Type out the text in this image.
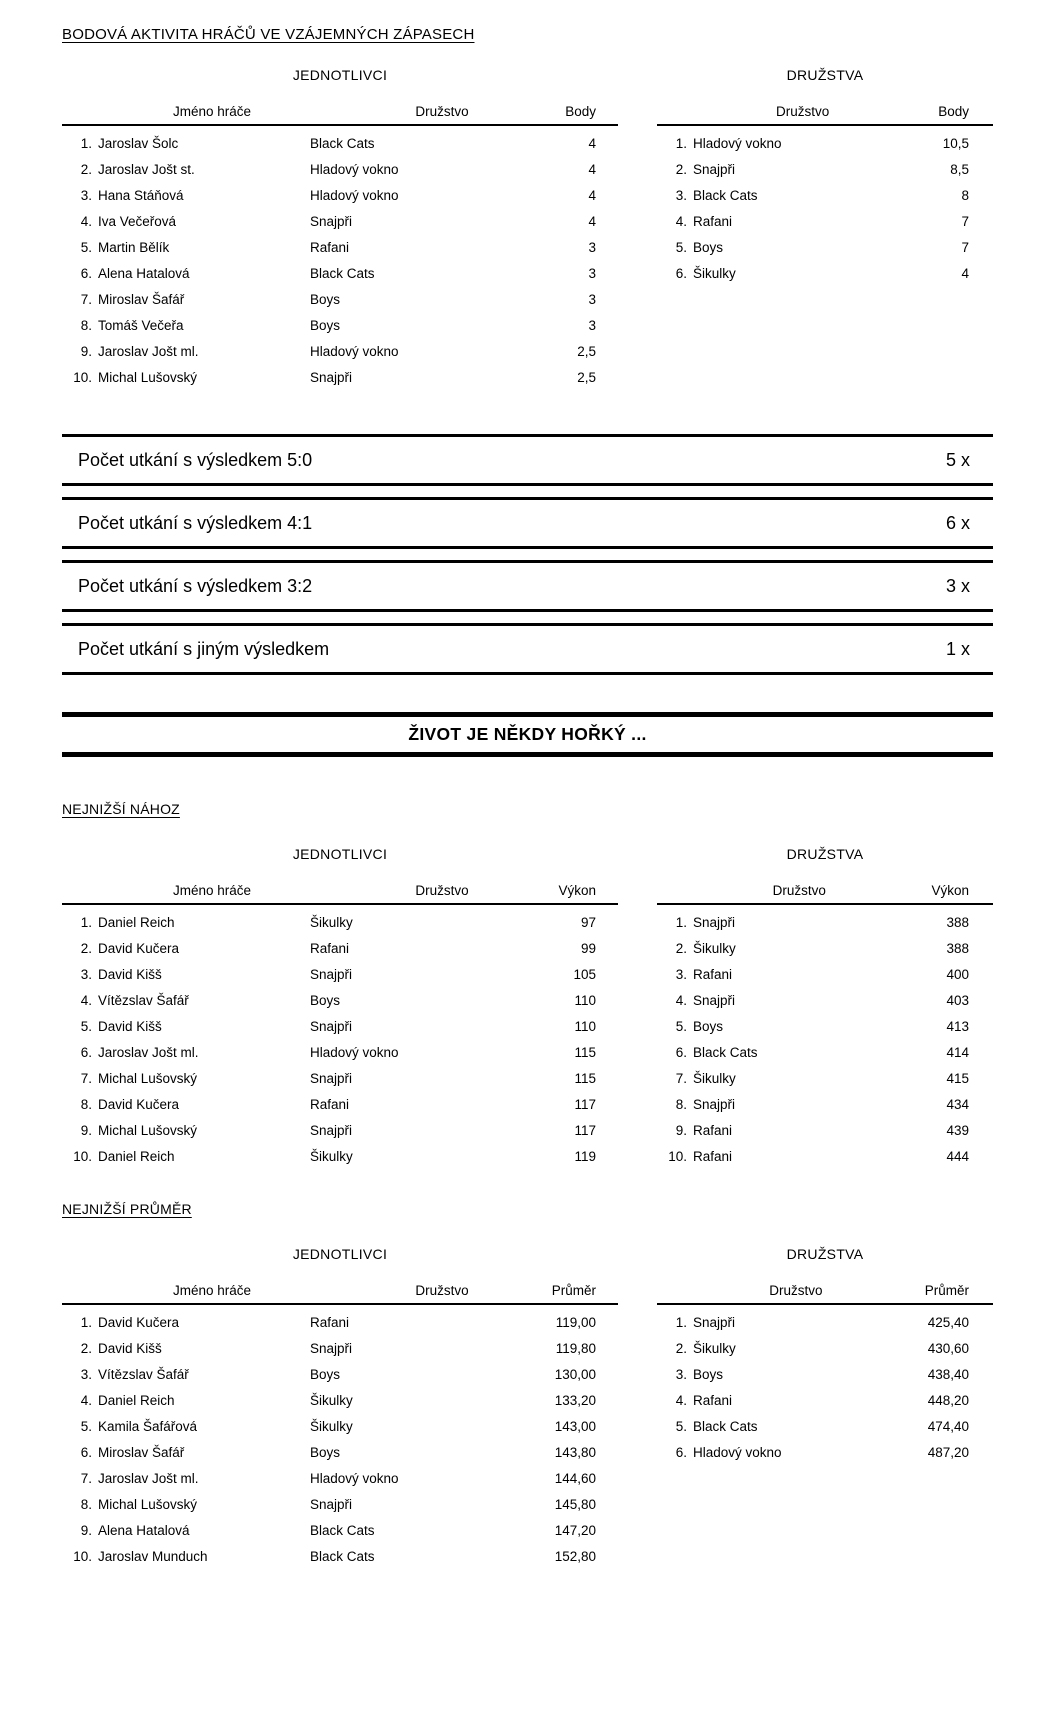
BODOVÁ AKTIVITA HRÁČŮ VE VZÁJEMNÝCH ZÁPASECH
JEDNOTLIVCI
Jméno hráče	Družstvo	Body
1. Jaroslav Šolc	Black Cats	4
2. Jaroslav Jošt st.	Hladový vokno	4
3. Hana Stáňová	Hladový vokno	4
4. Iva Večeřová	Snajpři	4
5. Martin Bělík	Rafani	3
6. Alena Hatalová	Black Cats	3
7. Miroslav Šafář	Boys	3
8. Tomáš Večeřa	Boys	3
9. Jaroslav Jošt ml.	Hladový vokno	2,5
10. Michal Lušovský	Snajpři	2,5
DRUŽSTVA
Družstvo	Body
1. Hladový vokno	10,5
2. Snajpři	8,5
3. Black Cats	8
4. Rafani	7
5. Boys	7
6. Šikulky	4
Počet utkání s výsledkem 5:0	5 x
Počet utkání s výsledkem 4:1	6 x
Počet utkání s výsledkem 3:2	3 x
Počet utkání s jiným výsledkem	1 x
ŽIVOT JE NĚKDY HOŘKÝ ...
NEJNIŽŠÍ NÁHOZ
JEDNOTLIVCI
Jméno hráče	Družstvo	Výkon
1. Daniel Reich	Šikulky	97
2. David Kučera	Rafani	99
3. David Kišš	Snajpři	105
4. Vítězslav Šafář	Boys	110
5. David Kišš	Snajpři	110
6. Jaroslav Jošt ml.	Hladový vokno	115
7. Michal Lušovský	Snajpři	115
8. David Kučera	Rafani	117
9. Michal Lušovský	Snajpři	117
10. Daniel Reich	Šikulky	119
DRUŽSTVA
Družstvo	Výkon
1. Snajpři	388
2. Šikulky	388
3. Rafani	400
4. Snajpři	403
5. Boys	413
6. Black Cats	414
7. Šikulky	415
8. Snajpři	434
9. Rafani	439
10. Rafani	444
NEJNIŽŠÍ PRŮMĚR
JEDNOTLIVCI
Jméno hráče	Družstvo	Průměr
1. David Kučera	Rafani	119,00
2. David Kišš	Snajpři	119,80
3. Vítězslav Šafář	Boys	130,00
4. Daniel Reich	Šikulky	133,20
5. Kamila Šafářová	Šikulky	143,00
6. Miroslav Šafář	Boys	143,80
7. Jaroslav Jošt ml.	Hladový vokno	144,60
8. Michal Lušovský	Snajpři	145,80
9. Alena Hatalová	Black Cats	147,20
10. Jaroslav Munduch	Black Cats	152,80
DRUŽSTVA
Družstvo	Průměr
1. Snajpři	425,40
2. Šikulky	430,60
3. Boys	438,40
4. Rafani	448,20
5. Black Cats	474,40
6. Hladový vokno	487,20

---

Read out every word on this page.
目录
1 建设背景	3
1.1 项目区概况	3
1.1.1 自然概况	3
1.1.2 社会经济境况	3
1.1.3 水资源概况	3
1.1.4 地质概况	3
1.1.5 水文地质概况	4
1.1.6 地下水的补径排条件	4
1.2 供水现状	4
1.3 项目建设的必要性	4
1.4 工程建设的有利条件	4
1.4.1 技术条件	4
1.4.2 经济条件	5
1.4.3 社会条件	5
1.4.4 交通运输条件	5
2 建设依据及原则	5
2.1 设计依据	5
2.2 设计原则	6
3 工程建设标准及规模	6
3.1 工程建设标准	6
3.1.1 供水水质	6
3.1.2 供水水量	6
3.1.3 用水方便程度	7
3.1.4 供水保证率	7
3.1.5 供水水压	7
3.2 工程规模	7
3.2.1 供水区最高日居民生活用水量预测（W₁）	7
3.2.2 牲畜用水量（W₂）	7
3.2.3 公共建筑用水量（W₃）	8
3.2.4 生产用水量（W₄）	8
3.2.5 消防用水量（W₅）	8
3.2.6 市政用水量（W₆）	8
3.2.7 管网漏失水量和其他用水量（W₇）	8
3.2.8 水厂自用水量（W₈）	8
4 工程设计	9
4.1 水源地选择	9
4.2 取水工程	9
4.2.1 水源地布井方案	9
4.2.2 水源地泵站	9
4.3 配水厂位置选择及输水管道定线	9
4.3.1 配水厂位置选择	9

■ **EXERCISE AIM**
Find every line in the records above that holds the word "Reich", and copy each one.

■ **ANSWER TO THE EXERCISE**
1. Daniel Reich	Šikulky	97
10. Daniel Reich	Šikulky	119
4. Daniel Reich	Šikulky	133,20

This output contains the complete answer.